● Information given
........
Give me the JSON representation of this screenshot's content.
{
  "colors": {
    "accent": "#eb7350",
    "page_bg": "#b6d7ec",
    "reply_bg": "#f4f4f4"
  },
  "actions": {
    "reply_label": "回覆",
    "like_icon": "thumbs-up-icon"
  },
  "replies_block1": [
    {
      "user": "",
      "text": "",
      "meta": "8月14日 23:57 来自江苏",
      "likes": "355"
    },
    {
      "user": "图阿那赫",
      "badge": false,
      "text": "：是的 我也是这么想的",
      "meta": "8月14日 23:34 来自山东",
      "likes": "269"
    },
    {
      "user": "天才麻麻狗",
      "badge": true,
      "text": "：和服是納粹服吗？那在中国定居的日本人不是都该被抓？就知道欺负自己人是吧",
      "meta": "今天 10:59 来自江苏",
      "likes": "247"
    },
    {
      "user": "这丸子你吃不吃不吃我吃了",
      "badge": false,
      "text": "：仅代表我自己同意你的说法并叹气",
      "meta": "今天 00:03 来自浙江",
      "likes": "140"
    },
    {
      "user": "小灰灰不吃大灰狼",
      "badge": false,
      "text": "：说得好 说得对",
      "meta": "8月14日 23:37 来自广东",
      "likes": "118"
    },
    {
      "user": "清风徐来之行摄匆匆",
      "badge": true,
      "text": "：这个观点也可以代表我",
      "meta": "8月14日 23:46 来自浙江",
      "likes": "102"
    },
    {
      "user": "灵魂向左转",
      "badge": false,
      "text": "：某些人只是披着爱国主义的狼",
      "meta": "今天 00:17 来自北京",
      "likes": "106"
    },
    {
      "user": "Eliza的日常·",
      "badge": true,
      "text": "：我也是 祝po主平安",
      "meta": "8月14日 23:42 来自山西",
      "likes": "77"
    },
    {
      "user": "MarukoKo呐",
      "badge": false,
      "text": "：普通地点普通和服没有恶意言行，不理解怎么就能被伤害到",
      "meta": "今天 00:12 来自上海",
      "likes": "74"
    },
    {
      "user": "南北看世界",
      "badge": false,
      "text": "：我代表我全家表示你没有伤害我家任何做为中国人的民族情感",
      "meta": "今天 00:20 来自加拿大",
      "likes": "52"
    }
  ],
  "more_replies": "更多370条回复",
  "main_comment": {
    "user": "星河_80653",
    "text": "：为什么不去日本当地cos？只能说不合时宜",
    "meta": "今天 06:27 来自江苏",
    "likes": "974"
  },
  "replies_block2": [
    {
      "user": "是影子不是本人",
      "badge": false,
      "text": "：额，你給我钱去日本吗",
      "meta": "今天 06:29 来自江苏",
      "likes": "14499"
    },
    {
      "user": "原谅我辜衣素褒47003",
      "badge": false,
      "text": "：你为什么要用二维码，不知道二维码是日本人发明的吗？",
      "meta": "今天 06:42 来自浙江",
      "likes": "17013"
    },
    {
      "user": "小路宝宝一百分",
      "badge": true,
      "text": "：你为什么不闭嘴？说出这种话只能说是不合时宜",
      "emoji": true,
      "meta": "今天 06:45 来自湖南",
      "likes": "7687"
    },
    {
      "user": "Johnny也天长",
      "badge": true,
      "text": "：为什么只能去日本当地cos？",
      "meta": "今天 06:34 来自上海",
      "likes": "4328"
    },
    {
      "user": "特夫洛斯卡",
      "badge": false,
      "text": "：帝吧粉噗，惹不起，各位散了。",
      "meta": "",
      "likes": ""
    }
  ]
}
........
● Stated exercise
Every line above needs to be retyped exactly.

● Answer below
Give me the JSON representation of this screenshot's content.
{
  "colors": {
    "accent": "#eb7350",
    "page_bg": "#b6d7ec",
    "reply_bg": "#f4f4f4"
  },
  "actions": {
    "reply_label": "回覆",
    "like_icon": "thumbs-up-icon"
  },
  "replies_block1": [
    {
      "user": "",
      "text": "",
      "meta": "8月14日 23:57 来自江苏",
      "likes": "355"
    },
    {
      "user": "图阿那赫",
      "badge": false,
      "text": "：是的 我也是这么想的",
      "meta": "8月14日 23:34 来自山东",
      "likes": "269"
    },
    {
      "user": "天才麻麻狗",
      "badge": true,
      "text": "：和服是納粹服吗？那在中国定居的日本人不是都该被抓？就知道欺负自己人是吧",
      "meta": "今天 10:59 来自江苏",
      "likes": "247"
    },
    {
      "user": "这丸子你吃不吃不吃我吃了",
      "badge": false,
      "text": "：仅代表我自己同意你的说法并叹气",
      "meta": "今天 00:03 来自浙江",
      "likes": "140"
    },
    {
      "user": "小灰灰不吃大灰狼",
      "badge": false,
      "text": "：说得好 说得对",
      "meta": "8月14日 23:37 来自广东",
      "likes": "118"
    },
    {
      "user": "清风徐来之行摄匆匆",
      "badge": true,
      "text": "：这个观点也可以代表我",
      "meta": "8月14日 23:46 来自浙江",
      "likes": "102"
    },
    {
      "user": "灵魂向左转",
      "badge": false,
      "text": "：某些人只是披着爱国主义的狼",
      "meta": "今天 00:17 来自北京",
      "likes": "106"
    },
    {
      "user": "Eliza的日常·",
      "badge": true,
      "text": "：我也是 祝po主平安",
      "meta": "8月14日 23:42 来自山西",
      "likes": "77"
    },
    {
      "user": "MarukoKo呐",
      "badge": false,
      "text": "：普通地点普通和服没有恶意言行，不理解怎么就能被伤害到",
      "meta": "今天 00:12 来自上海",
      "likes": "74"
    },
    {
      "user": "南北看世界",
      "badge": false,
      "text": "：我代表我全家表示你没有伤害我家任何做为中国人的民族情感",
      "meta": "今天 00:20 来自加拿大",
      "likes": "52"
    }
  ],
  "more_replies": "更多370条回复",
  "main_comment": {
    "user": "星河_80653",
    "text": "：为什么不去日本当地cos？只能说不合时宜",
    "meta": "今天 06:27 来自江苏",
    "likes": "974"
  },
  "replies_block2": [
    {
      "user": "是影子不是本人",
      "badge": false,
      "text": "：额，你給我钱去日本吗",
      "meta": "今天 06:29 来自江苏",
      "likes": "14499"
    },
    {
      "user": "原谅我辜衣素褒47003",
      "badge": false,
      "text": "：你为什么要用二维码，不知道二维码是日本人发明的吗？",
      "meta": "今天 06:42 来自浙江",
      "likes": "17013"
    },
    {
      "user": "小路宝宝一百分",
      "badge": true,
      "text": "：你为什么不闭嘴？说出这种话只能说是不合时宜",
      "emoji": true,
      "meta": "今天 06:45 来自湖南",
      "likes": "7687"
    },
    {
      "user": "Johnny也天长",
      "badge": true,
      "text": "：为什么只能去日本当地cos？",
      "meta": "今天 06:34 来自上海",
      "likes": "4328"
    },
    {
      "user": "特夫洛斯卡",
      "badge": false,
      "text": "：帝吧粉噗，惹不起，各位散了。",
      "meta": "",
      "likes": ""
    }
  ]
}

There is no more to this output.